(Data records)
[start]

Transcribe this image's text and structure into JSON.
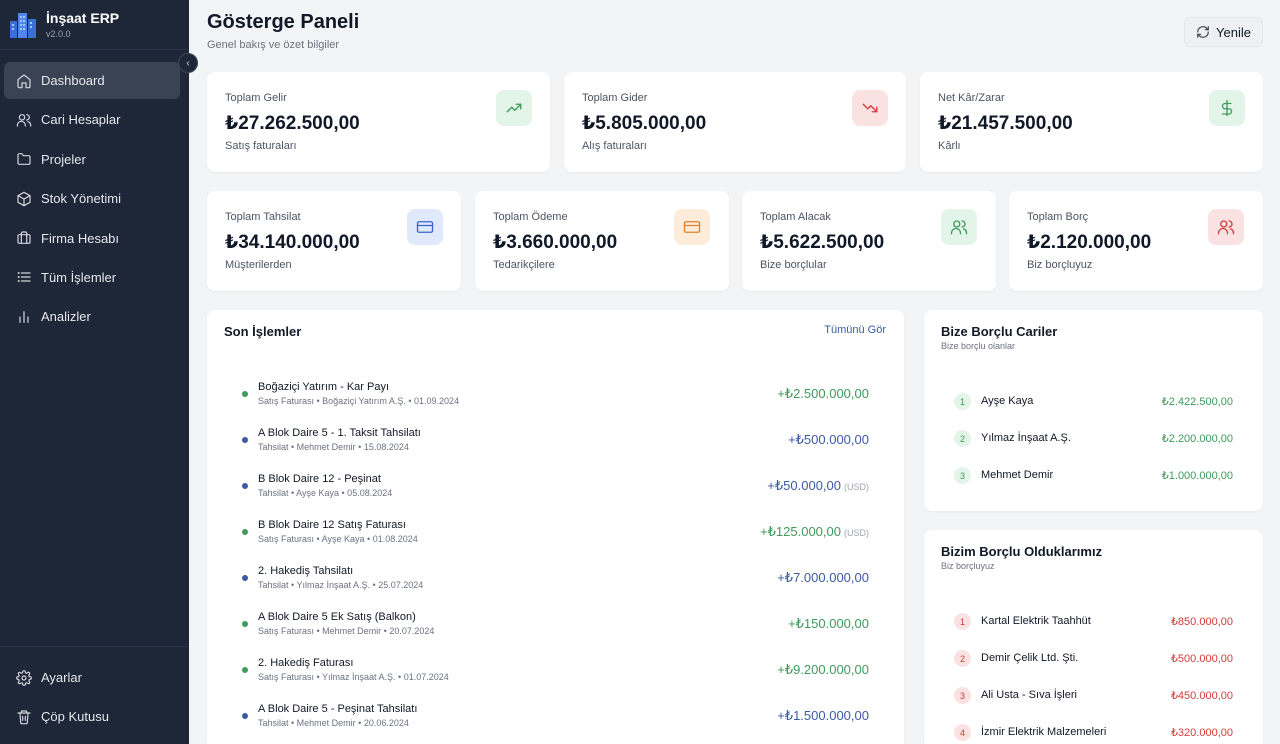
{
  "app": {
    "name": "İnşaat ERP",
    "version": "v2.0.0"
  },
  "nav": {
    "items": [
      {
        "label": "Dashboard",
        "icon": "home-icon"
      },
      {
        "label": "Cari Hesaplar",
        "icon": "users-icon"
      },
      {
        "label": "Projeler",
        "icon": "folder-icon"
      },
      {
        "label": "Stok Yönetimi",
        "icon": "package-icon"
      },
      {
        "label": "Firma Hesabı",
        "icon": "briefcase-icon"
      },
      {
        "label": "Tüm İşlemler",
        "icon": "list-icon"
      },
      {
        "label": "Analizler",
        "icon": "bar-chart-icon"
      }
    ],
    "bottom": [
      {
        "label": "Ayarlar",
        "icon": "gear-icon"
      },
      {
        "label": "Çöp Kutusu",
        "icon": "trash-icon"
      }
    ]
  },
  "header": {
    "title": "Gösterge Paneli",
    "subtitle": "Genel bakış ve özet bilgiler",
    "refresh_label": "Yenile"
  },
  "stats_row1": [
    {
      "label": "Toplam Gelir",
      "value": "₺27.262.500,00",
      "sub": "Satış faturaları",
      "icon": "trending-up-icon",
      "color": "#3f9a5b",
      "bg": "#e3f4e8"
    },
    {
      "label": "Toplam Gider",
      "value": "₺5.805.000,00",
      "sub": "Alış faturaları",
      "icon": "trending-down-icon",
      "color": "#d23b3b",
      "bg": "#fbe2e2"
    },
    {
      "label": "Net Kâr/Zarar",
      "value": "₺21.457.500,00",
      "sub": "Kârlı",
      "icon": "dollar-icon",
      "color": "#3f9a5b",
      "bg": "#e3f4e8"
    }
  ],
  "stats_row2": [
    {
      "label": "Toplam Tahsilat",
      "value": "₺34.140.000,00",
      "sub": "Müşterilerden",
      "icon": "credit-card-icon",
      "color": "#3c63c9",
      "bg": "#e0e8fb"
    },
    {
      "label": "Toplam Ödeme",
      "value": "₺3.660.000,00",
      "sub": "Tedarikçilere",
      "icon": "credit-card-icon",
      "color": "#d9822b",
      "bg": "#fdecd9"
    },
    {
      "label": "Toplam Alacak",
      "value": "₺5.622.500,00",
      "sub": "Bize borçlular",
      "icon": "users-icon",
      "color": "#3f9a5b",
      "bg": "#e3f4e8"
    },
    {
      "label": "Toplam Borç",
      "value": "₺2.120.000,00",
      "sub": "Biz borçluyuz",
      "icon": "users-icon",
      "color": "#d23b3b",
      "bg": "#fbe2e2"
    }
  ],
  "transactions": {
    "title": "Son İşlemler",
    "see_all": "Tümünü Gör",
    "items": [
      {
        "title": "Boğaziçi Yatırım - Kar Payı",
        "meta": "Satış Faturası • Boğaziçi Yatırım A.Ş. • 01.09.2024",
        "amount": "+₺2.500.000,00",
        "currency": "",
        "kind": "green"
      },
      {
        "title": "A Blok Daire 5 - 1. Taksit Tahsilatı",
        "meta": "Tahsilat • Mehmet Demir • 15.08.2024",
        "amount": "+₺500.000,00",
        "currency": "",
        "kind": "blue"
      },
      {
        "title": "B Blok Daire 12 - Peşinat",
        "meta": "Tahsilat • Ayşe Kaya • 05.08.2024",
        "amount": "+₺50.000,00",
        "currency": "(USD)",
        "kind": "blue"
      },
      {
        "title": "B Blok Daire 12 Satış Faturası",
        "meta": "Satış Faturası • Ayşe Kaya • 01.08.2024",
        "amount": "+₺125.000,00",
        "currency": "(USD)",
        "kind": "green"
      },
      {
        "title": "2. Hakediş Tahsilatı",
        "meta": "Tahsilat • Yılmaz İnşaat A.Ş. • 25.07.2024",
        "amount": "+₺7.000.000,00",
        "currency": "",
        "kind": "blue"
      },
      {
        "title": "A Blok Daire 5 Ek Satış (Balkon)",
        "meta": "Satış Faturası • Mehmet Demir • 20.07.2024",
        "amount": "+₺150.000,00",
        "currency": "",
        "kind": "green"
      },
      {
        "title": "2. Hakediş Faturası",
        "meta": "Satış Faturası • Yılmaz İnşaat A.Ş. • 01.07.2024",
        "amount": "+₺9.200.000,00",
        "currency": "",
        "kind": "green"
      },
      {
        "title": "A Blok Daire 5 - Peşinat Tahsilatı",
        "meta": "Tahsilat • Mehmet Demir • 20.06.2024",
        "amount": "+₺1.500.000,00",
        "currency": "",
        "kind": "blue"
      }
    ]
  },
  "receivables": {
    "title": "Bize Borçlu Cariler",
    "subtitle": "Bize borçlu olanlar",
    "color": "#3f9a5b",
    "items": [
      {
        "num": "1",
        "name": "Ayşe Kaya",
        "amount": "₺2.422.500,00"
      },
      {
        "num": "2",
        "name": "Yılmaz İnşaat A.Ş.",
        "amount": "₺2.200.000,00"
      },
      {
        "num": "3",
        "name": "Mehmet Demir",
        "amount": "₺1.000.000,00"
      }
    ]
  },
  "payables": {
    "title": "Bizim Borçlu Olduklarımız",
    "subtitle": "Biz borçluyuz",
    "color": "#d23b3b",
    "items": [
      {
        "num": "1",
        "name": "Kartal Elektrik Taahhüt",
        "amount": "₺850.000,00"
      },
      {
        "num": "2",
        "name": "Demir Çelik Ltd. Şti.",
        "amount": "₺500.000,00"
      },
      {
        "num": "3",
        "name": "Ali Usta - Sıva İşleri",
        "amount": "₺450.000,00"
      },
      {
        "num": "4",
        "name": "İzmir Elektrik Malzemeleri",
        "amount": "₺320.000,00"
      }
    ]
  }
}
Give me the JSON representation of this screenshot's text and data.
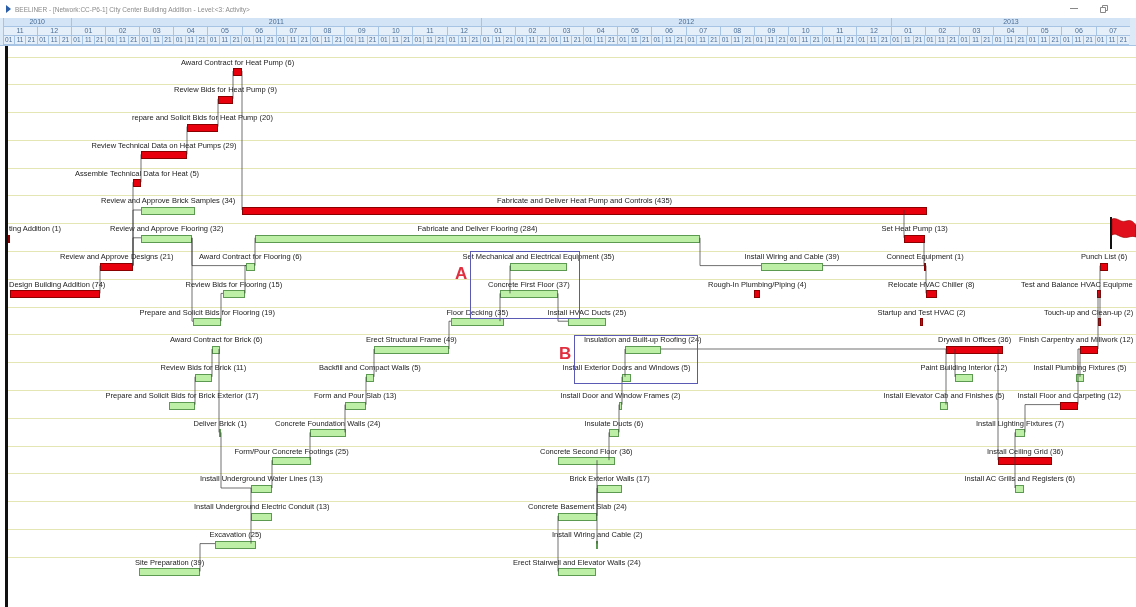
{
  "window": {
    "title": "BEELINER - [Network:CC-P6-1] City Center Building Addition - Level:<3: Activity>"
  },
  "timescale": {
    "years": [
      {
        "label": "2010",
        "months": [
          {
            "label": "11",
            "days": [
              "01",
              "11",
              "21"
            ]
          },
          {
            "label": "12",
            "days": [
              "01",
              "11",
              "21"
            ]
          }
        ]
      },
      {
        "label": "2011",
        "months": [
          {
            "label": "01",
            "days": [
              "01",
              "11",
              "21"
            ]
          },
          {
            "label": "02",
            "days": [
              "01",
              "11",
              "21"
            ]
          },
          {
            "label": "03",
            "days": [
              "01",
              "11",
              "21"
            ]
          },
          {
            "label": "04",
            "days": [
              "01",
              "11",
              "21"
            ]
          },
          {
            "label": "05",
            "days": [
              "01",
              "11",
              "21"
            ]
          },
          {
            "label": "06",
            "days": [
              "01",
              "11",
              "21"
            ]
          },
          {
            "label": "07",
            "days": [
              "01",
              "11",
              "21"
            ]
          },
          {
            "label": "08",
            "days": [
              "01",
              "11",
              "21"
            ]
          },
          {
            "label": "09",
            "days": [
              "01",
              "11",
              "21"
            ]
          },
          {
            "label": "10",
            "days": [
              "01",
              "11",
              "21"
            ]
          },
          {
            "label": "11",
            "days": [
              "01",
              "11",
              "21"
            ]
          },
          {
            "label": "12",
            "days": [
              "01",
              "11",
              "21"
            ]
          }
        ]
      },
      {
        "label": "2012",
        "months": [
          {
            "label": "01",
            "days": [
              "01",
              "11",
              "21"
            ]
          },
          {
            "label": "02",
            "days": [
              "01",
              "11",
              "21"
            ]
          },
          {
            "label": "03",
            "days": [
              "01",
              "11",
              "21"
            ]
          },
          {
            "label": "04",
            "days": [
              "01",
              "11",
              "21"
            ]
          },
          {
            "label": "05",
            "days": [
              "01",
              "11",
              "21"
            ]
          },
          {
            "label": "06",
            "days": [
              "01",
              "11",
              "21"
            ]
          },
          {
            "label": "07",
            "days": [
              "01",
              "11",
              "21"
            ]
          },
          {
            "label": "08",
            "days": [
              "01",
              "11",
              "21"
            ]
          },
          {
            "label": "09",
            "days": [
              "01",
              "11",
              "21"
            ]
          },
          {
            "label": "10",
            "days": [
              "01",
              "11",
              "21"
            ]
          },
          {
            "label": "11",
            "days": [
              "01",
              "11",
              "21"
            ]
          },
          {
            "label": "12",
            "days": [
              "01",
              "11",
              "21"
            ]
          }
        ]
      },
      {
        "label": "2013",
        "months": [
          {
            "label": "01",
            "days": [
              "01",
              "11",
              "21"
            ]
          },
          {
            "label": "02",
            "days": [
              "01",
              "11",
              "21"
            ]
          },
          {
            "label": "03",
            "days": [
              "01",
              "11",
              "21"
            ]
          },
          {
            "label": "04",
            "days": [
              "01",
              "11",
              "21"
            ]
          },
          {
            "label": "05",
            "days": [
              "01",
              "11",
              "21"
            ]
          },
          {
            "label": "06",
            "days": [
              "01",
              "11",
              "21"
            ]
          },
          {
            "label": "07",
            "days": [
              "01",
              "11",
              "21"
            ]
          }
        ]
      }
    ]
  },
  "chart": {
    "rows": [
      {
        "activities": [
          {
            "label": "Award Contract for Heat Pump (6)",
            "critical": true
          }
        ]
      },
      {
        "activities": [
          {
            "label": "Review Bids for Heat Pump (9)",
            "critical": true
          }
        ]
      },
      {
        "activities": [
          {
            "label": "repare and Solicit Bids for Heat Pump (20)",
            "critical": true
          }
        ]
      },
      {
        "activities": [
          {
            "label": "Review Technical Data on Heat Pumps (29)",
            "critical": true
          }
        ]
      },
      {
        "activities": [
          {
            "label": "Assemble Technical Data for Heat (5)",
            "critical": true
          }
        ]
      },
      {
        "activities": [
          {
            "label": "Review and Approve Brick Samples (34)",
            "critical": false
          },
          {
            "label": "Fabricate and Deliver Heat Pump and Controls (435)",
            "critical": true
          }
        ]
      },
      {
        "activities": [
          {
            "label": "ting Addition (1)",
            "critical": true
          },
          {
            "label": "Review and Approve Flooring (32)",
            "critical": false
          },
          {
            "label": "Fabricate and Deliver Flooring (284)",
            "critical": false
          },
          {
            "label": "Set Heat Pump (13)",
            "critical": true
          }
        ]
      },
      {
        "activities": [
          {
            "label": "Review and Approve Designs (21)",
            "critical": true
          },
          {
            "label": "Award Contract for Flooring (6)",
            "critical": false
          },
          {
            "label": "Set Mechanical and Electrical Equipment (35)",
            "critical": false
          },
          {
            "label": "Install Wiring and Cable (39)",
            "critical": false
          },
          {
            "label": "Connect Equipment (1)",
            "critical": true
          },
          {
            "label": "Punch List (6)",
            "critical": true
          }
        ]
      },
      {
        "activities": [
          {
            "label": "Design Building Addition (74)",
            "critical": true
          },
          {
            "label": "Review Bids for Flooring (15)",
            "critical": false
          },
          {
            "label": "Concrete First Floor (37)",
            "critical": false
          },
          {
            "label": "Rough-In Plumbing/Piping (4)",
            "critical": true
          },
          {
            "label": "Relocate HVAC Chiller (8)",
            "critical": true
          },
          {
            "label": "Test and Balance HVAC Equipme",
            "critical": true
          }
        ]
      },
      {
        "activities": [
          {
            "label": "Prepare and Solicit Bids for Flooring (19)",
            "critical": false
          },
          {
            "label": "Floor Decking (35)",
            "critical": false
          },
          {
            "label": "Install HVAC Ducts (25)",
            "critical": false
          },
          {
            "label": "Startup and Test HVAC (2)",
            "critical": true
          },
          {
            "label": "Touch-up and Clean-up (2)",
            "critical": true
          }
        ]
      },
      {
        "activities": [
          {
            "label": "Award Contract for Brick (6)",
            "critical": false
          },
          {
            "label": "Erect Structural Frame (49)",
            "critical": false
          },
          {
            "label": "Insulation and Built-up Roofing (24)",
            "critical": false
          },
          {
            "label": "Drywall in Offices (36)",
            "critical": true
          },
          {
            "label": "Finish Carpentry and Millwork (12)",
            "critical": true
          }
        ]
      },
      {
        "activities": [
          {
            "label": "Review Bids for Brick (11)",
            "critical": false
          },
          {
            "label": "Backfill and Compact Walls (5)",
            "critical": false
          },
          {
            "label": "Install Exterior Doors and Windows (5)",
            "critical": false
          },
          {
            "label": "Paint Building Interior (12)",
            "critical": false
          },
          {
            "label": "Install Plumbing Fixtures (5)",
            "critical": false
          }
        ]
      },
      {
        "activities": [
          {
            "label": "Prepare and Solicit Bids for Brick Exterior (17)",
            "critical": false
          },
          {
            "label": "Form and Pour Slab (13)",
            "critical": false
          },
          {
            "label": "Install Door and Window Frames (2)",
            "critical": false
          },
          {
            "label": "Install Elevator Cab and Finishes (5)",
            "critical": false
          },
          {
            "label": "Install Floor and Carpeting (12)",
            "critical": true
          }
        ]
      },
      {
        "activities": [
          {
            "label": "Deliver Brick (1)",
            "critical": false
          },
          {
            "label": "Concrete Foundation Walls (24)",
            "critical": false
          },
          {
            "label": "Insulate Ducts (6)",
            "critical": false
          },
          {
            "label": "Install Lighting Fixtures (7)",
            "critical": false
          }
        ]
      },
      {
        "activities": [
          {
            "label": "Form/Pour Concrete Footings (25)",
            "critical": false
          },
          {
            "label": "Concrete Second Floor (36)",
            "critical": false
          },
          {
            "label": "Install Ceiling Grid (36)",
            "critical": true
          }
        ]
      },
      {
        "activities": [
          {
            "label": "Install Underground Water Lines (13)",
            "critical": false
          },
          {
            "label": "Brick Exterior Walls (17)",
            "critical": false
          },
          {
            "label": "Install AC Grills and Registers (6)",
            "critical": false
          }
        ]
      },
      {
        "activities": [
          {
            "label": "Install Underground Electric Conduit (13)",
            "critical": false
          },
          {
            "label": "Concrete Basement Slab (24)",
            "critical": false
          }
        ]
      },
      {
        "activities": [
          {
            "label": "Excavation (25)",
            "critical": false
          },
          {
            "label": "Install Wiring and Cable (2)",
            "critical": false
          }
        ]
      },
      {
        "activities": [
          {
            "label": "Site Preparation (39)",
            "critical": false
          },
          {
            "label": "Erect Stairwell and Elevator Walls (24)",
            "critical": false
          }
        ]
      }
    ],
    "annotations": [
      {
        "label": "A"
      },
      {
        "label": "B"
      }
    ]
  }
}
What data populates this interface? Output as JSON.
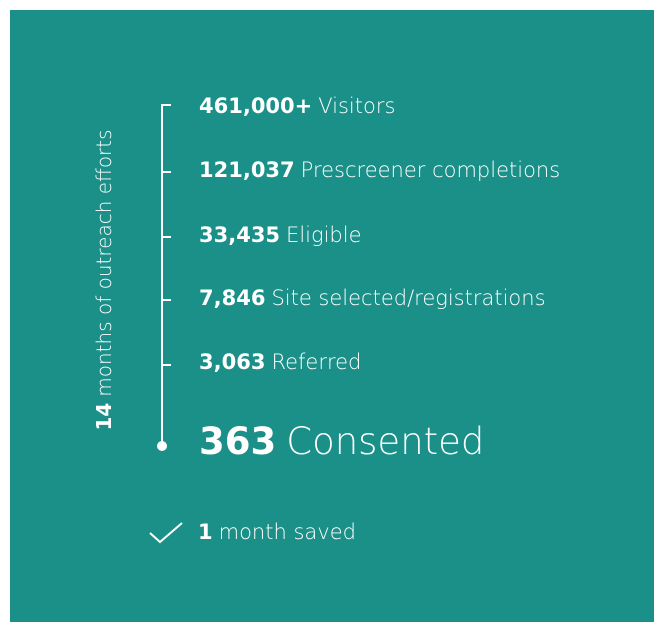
{
  "side_label": {
    "value": "14",
    "text": "months of outreach efforts"
  },
  "stats": [
    {
      "value": "461,000+",
      "label": "Visitors"
    },
    {
      "value": "121,037",
      "label": "Prescreener completions"
    },
    {
      "value": "33,435",
      "label": "Eligible"
    },
    {
      "value": "7,846",
      "label": "Site selected/registrations"
    },
    {
      "value": "3,063",
      "label": "Referred"
    },
    {
      "value": "363",
      "label": "Consented"
    }
  ],
  "saved": {
    "icon": "check-icon",
    "value": "1",
    "text": "month saved"
  },
  "colors": {
    "background": "#1a9088",
    "foreground": "#ffffff"
  }
}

[end]

- **EXERCISE DESCRIPTION**
Which lines contain "Hakediş"? Copy each of them out.

- **SOLVED PROBLEM**
        "title": "2. Hakediş Tahsilatı",
        "title": "2. Hakediş Faturası",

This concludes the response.